* BRIEF
Copy out the entries below in full and exactly.

* TASK INPUTS

——

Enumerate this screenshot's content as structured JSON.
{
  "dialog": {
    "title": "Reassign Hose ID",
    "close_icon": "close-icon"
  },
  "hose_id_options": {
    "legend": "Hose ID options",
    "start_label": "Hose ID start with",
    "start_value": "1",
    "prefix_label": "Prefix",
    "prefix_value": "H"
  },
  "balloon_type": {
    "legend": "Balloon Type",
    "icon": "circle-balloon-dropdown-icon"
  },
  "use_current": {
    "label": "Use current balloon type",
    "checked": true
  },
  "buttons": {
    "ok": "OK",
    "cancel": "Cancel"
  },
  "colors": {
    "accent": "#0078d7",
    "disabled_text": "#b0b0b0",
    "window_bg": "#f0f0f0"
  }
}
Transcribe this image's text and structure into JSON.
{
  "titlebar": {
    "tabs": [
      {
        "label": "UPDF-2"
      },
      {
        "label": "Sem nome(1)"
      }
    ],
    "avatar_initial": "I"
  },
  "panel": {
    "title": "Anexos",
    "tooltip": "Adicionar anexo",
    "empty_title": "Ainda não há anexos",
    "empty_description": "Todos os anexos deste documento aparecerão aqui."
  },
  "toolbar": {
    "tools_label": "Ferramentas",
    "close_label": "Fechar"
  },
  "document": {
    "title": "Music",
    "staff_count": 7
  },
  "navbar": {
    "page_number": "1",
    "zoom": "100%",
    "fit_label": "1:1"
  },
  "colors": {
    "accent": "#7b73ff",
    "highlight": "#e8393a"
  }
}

——

* RESULT OF THIS TASK
Enumerate this screenshot's content as structured JSON.
{
  "dialog": {
    "title": "Reassign Hose ID",
    "close_icon": "close-icon"
  },
  "hose_id_options": {
    "legend": "Hose ID options",
    "start_label": "Hose ID start with",
    "start_value": "1",
    "prefix_label": "Prefix",
    "prefix_value": "H"
  },
  "balloon_type": {
    "legend": "Balloon Type",
    "icon": "circle-balloon-dropdown-icon"
  },
  "use_current": {
    "label": "Use current balloon type",
    "checked": true
  },
  "buttons": {
    "ok": "OK",
    "cancel": "Cancel"
  },
  "colors": {
    "accent": "#0078d7",
    "disabled_text": "#b0b0b0",
    "window_bg": "#f0f0f0"
  }
}
Transcribe this image's text and structure into JSON.
{
  "titlebar": {
    "tabs": [
      {
        "label": "UPDF-2"
      },
      {
        "label": "Sem nome(1)"
      }
    ],
    "avatar_initial": "I"
  },
  "panel": {
    "title": "Anexos",
    "tooltip": "Adicionar anexo",
    "empty_title": "Ainda não há anexos",
    "empty_description": "Todos os anexos deste documento aparecerão aqui."
  },
  "toolbar": {
    "tools_label": "Ferramentas",
    "close_label": "Fechar"
  },
  "document": {
    "title": "Music",
    "staff_count": 7
  },
  "navbar": {
    "page_number": "1",
    "zoom": "100%",
    "fit_label": "1:1"
  },
  "colors": {
    "accent": "#7b73ff",
    "highlight": "#e8393a"
  }
}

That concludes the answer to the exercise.